━━━ RECORDS FOR THIS TASK
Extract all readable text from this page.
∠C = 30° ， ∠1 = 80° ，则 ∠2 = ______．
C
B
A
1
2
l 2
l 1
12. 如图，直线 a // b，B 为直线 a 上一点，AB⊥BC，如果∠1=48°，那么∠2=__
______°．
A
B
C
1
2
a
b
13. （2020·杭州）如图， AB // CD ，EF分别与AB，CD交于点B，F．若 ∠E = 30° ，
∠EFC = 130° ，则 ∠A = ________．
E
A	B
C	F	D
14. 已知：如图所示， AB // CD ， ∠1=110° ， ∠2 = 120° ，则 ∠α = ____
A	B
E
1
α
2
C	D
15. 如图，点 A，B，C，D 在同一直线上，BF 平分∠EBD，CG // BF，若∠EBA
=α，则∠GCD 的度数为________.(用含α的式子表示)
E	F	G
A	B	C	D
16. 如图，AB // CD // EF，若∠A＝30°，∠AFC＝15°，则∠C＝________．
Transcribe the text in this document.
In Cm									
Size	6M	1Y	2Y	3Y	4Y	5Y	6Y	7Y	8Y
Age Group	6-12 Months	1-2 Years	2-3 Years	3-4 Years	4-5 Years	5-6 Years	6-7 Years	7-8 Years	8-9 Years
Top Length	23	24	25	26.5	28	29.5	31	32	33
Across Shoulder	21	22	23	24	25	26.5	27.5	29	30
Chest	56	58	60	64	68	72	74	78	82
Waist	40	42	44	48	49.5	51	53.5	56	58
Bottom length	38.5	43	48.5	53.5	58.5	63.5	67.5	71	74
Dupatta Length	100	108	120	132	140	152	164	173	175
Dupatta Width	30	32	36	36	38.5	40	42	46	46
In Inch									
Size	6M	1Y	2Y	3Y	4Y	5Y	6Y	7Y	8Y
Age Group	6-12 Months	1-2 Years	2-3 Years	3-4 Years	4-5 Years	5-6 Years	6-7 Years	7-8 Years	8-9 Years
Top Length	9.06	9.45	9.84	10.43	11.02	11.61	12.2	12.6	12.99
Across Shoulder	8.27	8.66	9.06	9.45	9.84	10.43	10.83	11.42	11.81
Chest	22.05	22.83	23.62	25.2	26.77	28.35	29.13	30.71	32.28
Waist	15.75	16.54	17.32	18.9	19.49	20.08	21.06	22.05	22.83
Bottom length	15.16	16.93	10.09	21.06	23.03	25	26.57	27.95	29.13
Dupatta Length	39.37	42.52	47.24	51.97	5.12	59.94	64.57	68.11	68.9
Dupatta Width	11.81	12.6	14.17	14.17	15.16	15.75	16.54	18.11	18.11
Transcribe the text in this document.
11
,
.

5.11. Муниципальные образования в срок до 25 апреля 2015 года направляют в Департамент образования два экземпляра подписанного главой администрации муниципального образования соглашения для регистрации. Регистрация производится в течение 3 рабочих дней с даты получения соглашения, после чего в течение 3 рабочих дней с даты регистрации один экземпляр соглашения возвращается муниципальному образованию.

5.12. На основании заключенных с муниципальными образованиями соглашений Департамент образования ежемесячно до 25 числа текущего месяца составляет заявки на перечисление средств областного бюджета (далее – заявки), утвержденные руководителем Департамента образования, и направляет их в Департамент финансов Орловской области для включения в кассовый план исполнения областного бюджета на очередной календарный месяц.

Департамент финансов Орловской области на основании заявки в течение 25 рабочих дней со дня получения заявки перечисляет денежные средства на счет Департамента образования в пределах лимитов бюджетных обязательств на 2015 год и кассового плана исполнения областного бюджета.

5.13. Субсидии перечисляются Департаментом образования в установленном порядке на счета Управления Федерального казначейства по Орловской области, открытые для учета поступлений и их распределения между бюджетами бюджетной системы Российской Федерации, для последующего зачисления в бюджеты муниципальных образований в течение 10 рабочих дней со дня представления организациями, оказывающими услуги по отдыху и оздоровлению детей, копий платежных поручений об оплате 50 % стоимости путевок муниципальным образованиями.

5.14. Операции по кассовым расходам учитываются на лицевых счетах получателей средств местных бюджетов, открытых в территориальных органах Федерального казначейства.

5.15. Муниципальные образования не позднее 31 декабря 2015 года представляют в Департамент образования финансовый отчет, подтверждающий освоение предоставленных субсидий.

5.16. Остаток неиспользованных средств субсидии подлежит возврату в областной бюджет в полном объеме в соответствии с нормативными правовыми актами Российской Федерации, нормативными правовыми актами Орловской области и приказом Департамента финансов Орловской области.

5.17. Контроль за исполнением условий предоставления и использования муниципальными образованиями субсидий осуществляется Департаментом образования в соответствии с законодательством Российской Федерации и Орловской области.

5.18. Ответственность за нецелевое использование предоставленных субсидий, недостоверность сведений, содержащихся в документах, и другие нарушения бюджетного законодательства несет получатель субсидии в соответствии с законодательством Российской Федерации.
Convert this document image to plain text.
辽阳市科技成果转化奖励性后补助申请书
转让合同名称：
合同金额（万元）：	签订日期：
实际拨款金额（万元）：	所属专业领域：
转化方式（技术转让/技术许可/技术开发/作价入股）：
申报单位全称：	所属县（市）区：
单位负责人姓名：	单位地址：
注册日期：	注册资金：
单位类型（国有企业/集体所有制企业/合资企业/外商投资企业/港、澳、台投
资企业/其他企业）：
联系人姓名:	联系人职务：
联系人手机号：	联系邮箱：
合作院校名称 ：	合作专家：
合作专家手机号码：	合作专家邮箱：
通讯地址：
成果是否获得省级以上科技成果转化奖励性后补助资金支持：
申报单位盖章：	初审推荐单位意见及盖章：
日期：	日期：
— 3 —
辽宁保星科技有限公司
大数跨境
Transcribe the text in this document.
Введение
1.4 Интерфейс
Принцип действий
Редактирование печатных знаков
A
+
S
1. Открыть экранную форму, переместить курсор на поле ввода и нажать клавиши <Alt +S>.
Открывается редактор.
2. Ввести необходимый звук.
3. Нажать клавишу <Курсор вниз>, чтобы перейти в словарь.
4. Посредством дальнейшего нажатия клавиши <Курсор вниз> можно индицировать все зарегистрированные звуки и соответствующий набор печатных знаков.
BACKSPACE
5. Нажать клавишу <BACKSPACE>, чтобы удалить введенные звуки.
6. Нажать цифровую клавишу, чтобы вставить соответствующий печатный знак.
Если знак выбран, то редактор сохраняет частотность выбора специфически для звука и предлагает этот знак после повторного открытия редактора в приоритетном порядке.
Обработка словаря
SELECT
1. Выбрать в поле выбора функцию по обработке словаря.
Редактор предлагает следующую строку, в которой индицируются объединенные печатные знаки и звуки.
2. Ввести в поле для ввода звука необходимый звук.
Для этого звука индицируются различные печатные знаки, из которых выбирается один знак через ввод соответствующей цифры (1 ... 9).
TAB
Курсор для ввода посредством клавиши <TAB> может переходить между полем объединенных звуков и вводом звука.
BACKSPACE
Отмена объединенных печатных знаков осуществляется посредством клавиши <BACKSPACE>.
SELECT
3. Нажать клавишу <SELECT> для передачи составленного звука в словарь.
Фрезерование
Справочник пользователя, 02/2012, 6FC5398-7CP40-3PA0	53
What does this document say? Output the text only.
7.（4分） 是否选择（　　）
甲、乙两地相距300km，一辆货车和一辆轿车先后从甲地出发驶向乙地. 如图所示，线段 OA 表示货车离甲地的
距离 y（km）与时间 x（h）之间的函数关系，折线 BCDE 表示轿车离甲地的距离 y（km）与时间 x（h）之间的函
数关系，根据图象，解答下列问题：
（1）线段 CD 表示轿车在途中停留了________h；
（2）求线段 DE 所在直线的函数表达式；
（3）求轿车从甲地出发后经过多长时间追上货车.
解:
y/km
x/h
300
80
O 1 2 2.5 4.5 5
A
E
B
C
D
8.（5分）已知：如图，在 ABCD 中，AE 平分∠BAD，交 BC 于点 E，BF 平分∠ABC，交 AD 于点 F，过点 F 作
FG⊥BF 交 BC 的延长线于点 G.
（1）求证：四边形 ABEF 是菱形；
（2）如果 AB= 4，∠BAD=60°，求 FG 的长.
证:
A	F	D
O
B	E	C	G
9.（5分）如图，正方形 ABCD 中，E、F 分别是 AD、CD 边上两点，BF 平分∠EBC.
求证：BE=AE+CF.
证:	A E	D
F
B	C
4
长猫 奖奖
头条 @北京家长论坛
━━━━━━
TASK REQUIREMENTS >>
Repeat exactly, and only, the lines from the one containing "What does this" through the end of the material.

RESULT >>
What does this document say? Output the text only.
7.（4分） 是否选择（　　）
甲、乙两地相距300km，一辆货车和一辆轿车先后从甲地出发驶向乙地. 如图所示，线段 OA 表示货车离甲地的
距离 y（km）与时间 x（h）之间的函数关系，折线 BCDE 表示轿车离甲地的距离 y（km）与时间 x（h）之间的函
数关系，根据图象，解答下列问题：
（1）线段 CD 表示轿车在途中停留了________h；
（2）求线段 DE 所在直线的函数表达式；
（3）求轿车从甲地出发后经过多长时间追上货车.
解:
y/km
x/h
300
80
O 1 2 2.5 4.5 5
A
E
B
C
D
8.（5分）已知：如图，在 ABCD 中，AE 平分∠BAD，交 BC 于点 E，BF 平分∠ABC，交 AD 于点 F，过点 F 作
FG⊥BF 交 BC 的延长线于点 G.
（1）求证：四边形 ABEF 是菱形；
（2）如果 AB= 4，∠BAD=60°，求 FG 的长.
证:
A	F	D
O
B	E	C	G
9.（5分）如图，正方形 ABCD 中，E、F 分别是 AD、CD 边上两点，BF 平分∠EBC.
求证：BE=AE+CF.
证:	A E	D
F
B	C
4
长猫 奖奖
头条 @北京家长论坛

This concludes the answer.